PAGE.
# QPST or EPST with Thundershed



## Gimmeitorilltell (Jul 7, 2012)

I'm a noobie at flashing roms and I don't like to reload everything back onto my phone. Before I flashed the Thundershed 1.6 rom, I was able to dial "##7764726" and enter my spc code. This allowed me to toggle my radio and to enter my phone information manually. I am with page plus cellular and this is the reason I need manual programming. When I flashed to Thundershed, I didn't have all of my info programmed into the phone, therefore I do not get data and my old phone number is showing up as my current one. Does anyone know how I can get in this mode again or if there is another way to do this? I have tried *#*#4636#*#* and every other combination to get in this mode. I really don't want to flash back to the stock rom to fix this issue, I'd rather be able to solve it another way. I have the correct APN's, that is not the issue. I have to correct my "MIN" & phone number to get data working. If you need any more info, please ask, I'm still new at this and not exactly sure of all the info I need to state.


----------



## Liarsenic (Aug 10, 2011)

Try installing the epst apk.

Sent from my ADR6400L using Tapatalk 2


----------



## jimmyco2008 (Apr 5, 2012)

Download and install HTC Diag drivers for Windows from Mecha Centre (sites.google.com/site/mechacentre/extras) and Google how to put a Sense ROM into diag mode, it's some number entered into the dialer. But then you can use your Thunderbolt with QPST.


----------



## Gimmeitorilltell (Jul 7, 2012)

SUPPLIED RECORDS.
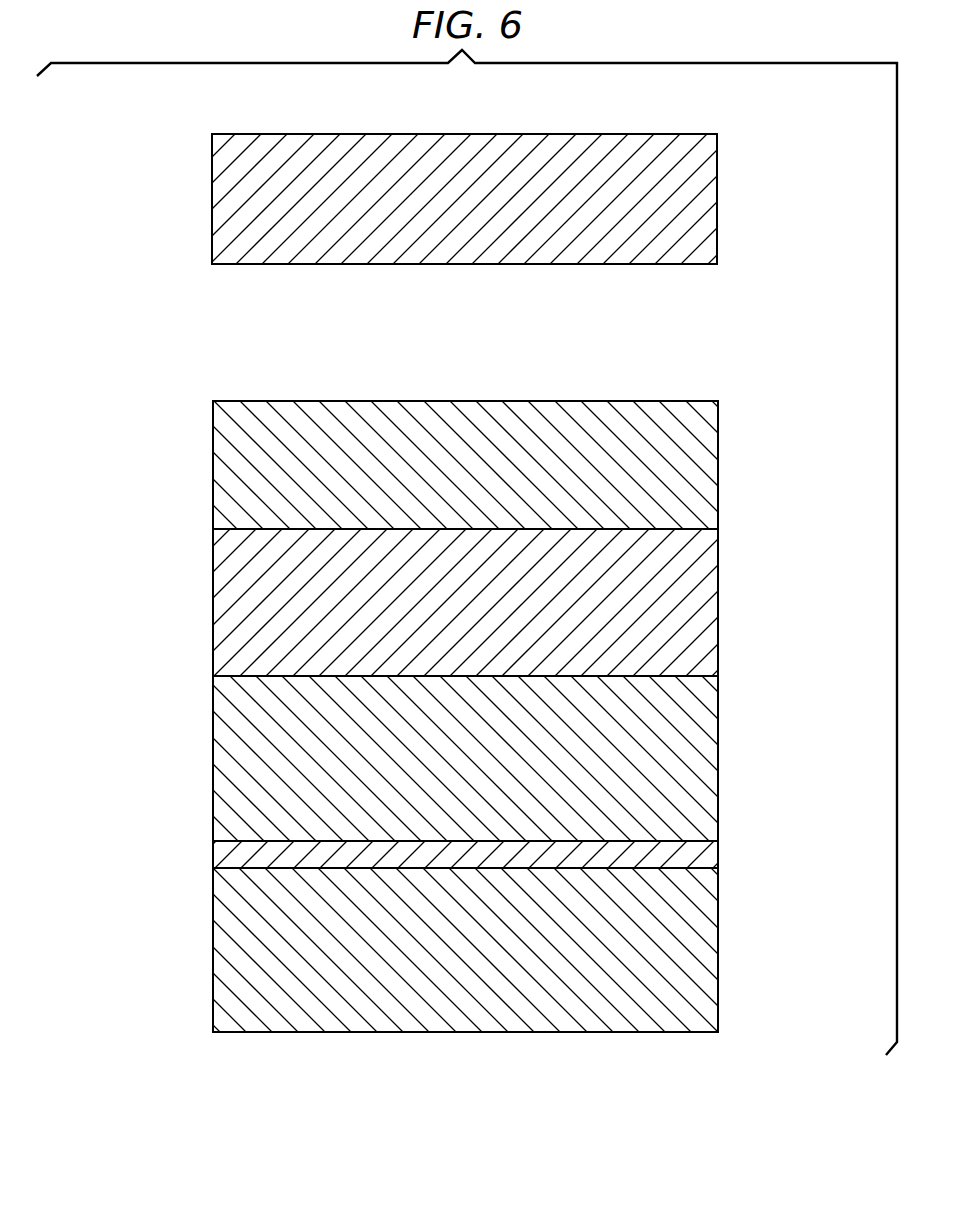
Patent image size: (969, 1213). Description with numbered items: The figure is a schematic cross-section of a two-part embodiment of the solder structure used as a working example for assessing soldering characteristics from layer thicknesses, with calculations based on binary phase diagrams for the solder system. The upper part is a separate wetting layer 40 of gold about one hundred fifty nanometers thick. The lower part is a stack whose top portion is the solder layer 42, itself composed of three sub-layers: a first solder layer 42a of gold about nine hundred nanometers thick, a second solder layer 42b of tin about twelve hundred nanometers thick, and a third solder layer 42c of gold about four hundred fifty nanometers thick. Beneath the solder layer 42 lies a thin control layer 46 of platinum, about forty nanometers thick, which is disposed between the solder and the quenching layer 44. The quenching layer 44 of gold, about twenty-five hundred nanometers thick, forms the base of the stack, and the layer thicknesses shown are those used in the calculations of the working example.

The wetting layer 40 is at (702, 207).
The solder layer 42 is at (545, 623).
The first solder layer 42a is at (703, 431).
The second solder layer 42b is at (703, 592).
The third solder layer 42c is at (501, 758).
The quenching layer 44 is at (703, 920).
The control layer 46 is at (703, 857).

SHORT EXERCISE 1. Decide whether each statement agrees with the forum thread, answering yes or no and quoting the words of the thread that settle it: (a) The first poster already has the correct APNs. (b) The first poster is willing to flash back to the stock rom to fix the problem. (c) jimmyco2008 says to install HTC Diag drivers for Mac.
SHORT EXERCISE 2. Reproduce every line of the records word for word, leaving out the picture.
The records have nothing to do with the thread.

COMPLETE OUTPUT 1.
(a) Yes: "I have the correct APN's, that is not the issue."
(b) No: "I really don't want to flash back to the stock rom to fix this issue"
(c) No: "Download and install HTC Diag drivers for Windows"

COMPLETE OUTPUT 2.
Patent image size: (969, 1213). Description with numbered items: The figure is a schematic cross-section of a two-part embodiment of the solder structure used as a working example for assessing soldering characteristics from layer thicknesses, with calculations based on binary phase diagrams for the solder system. The upper part is a separate wetting layer 40 of gold about one hundred fifty nanometers thick. The lower part is a stack whose top portion is the solder layer 42, itself composed of three sub-layers: a first solder layer 42a of gold about nine hundred nanometers thick, a second solder layer 42b of tin about twelve hundred nanometers thick, and a third solder layer 42c of gold about four hundred fifty nanometers thick. Beneath the solder layer 42 lies a thin control layer 46 of platinum, about forty nanometers thick, which is disposed between the solder and the quenching layer 44. The quenching layer 44 of gold, about twenty-five hundred nanometers thick, forms the base of the stack, and the layer thicknesses shown are those used in the calculations of the working example.

The wetting layer 40 is at (702, 207).
The solder layer 42 is at (545, 623).
The first solder layer 42a is at (703, 431).
The second solder layer 42b is at (703, 592).
The third solder layer 42c is at (501, 758).
The quenching layer 44 is at (703, 920).
The control layer 46 is at (703, 857).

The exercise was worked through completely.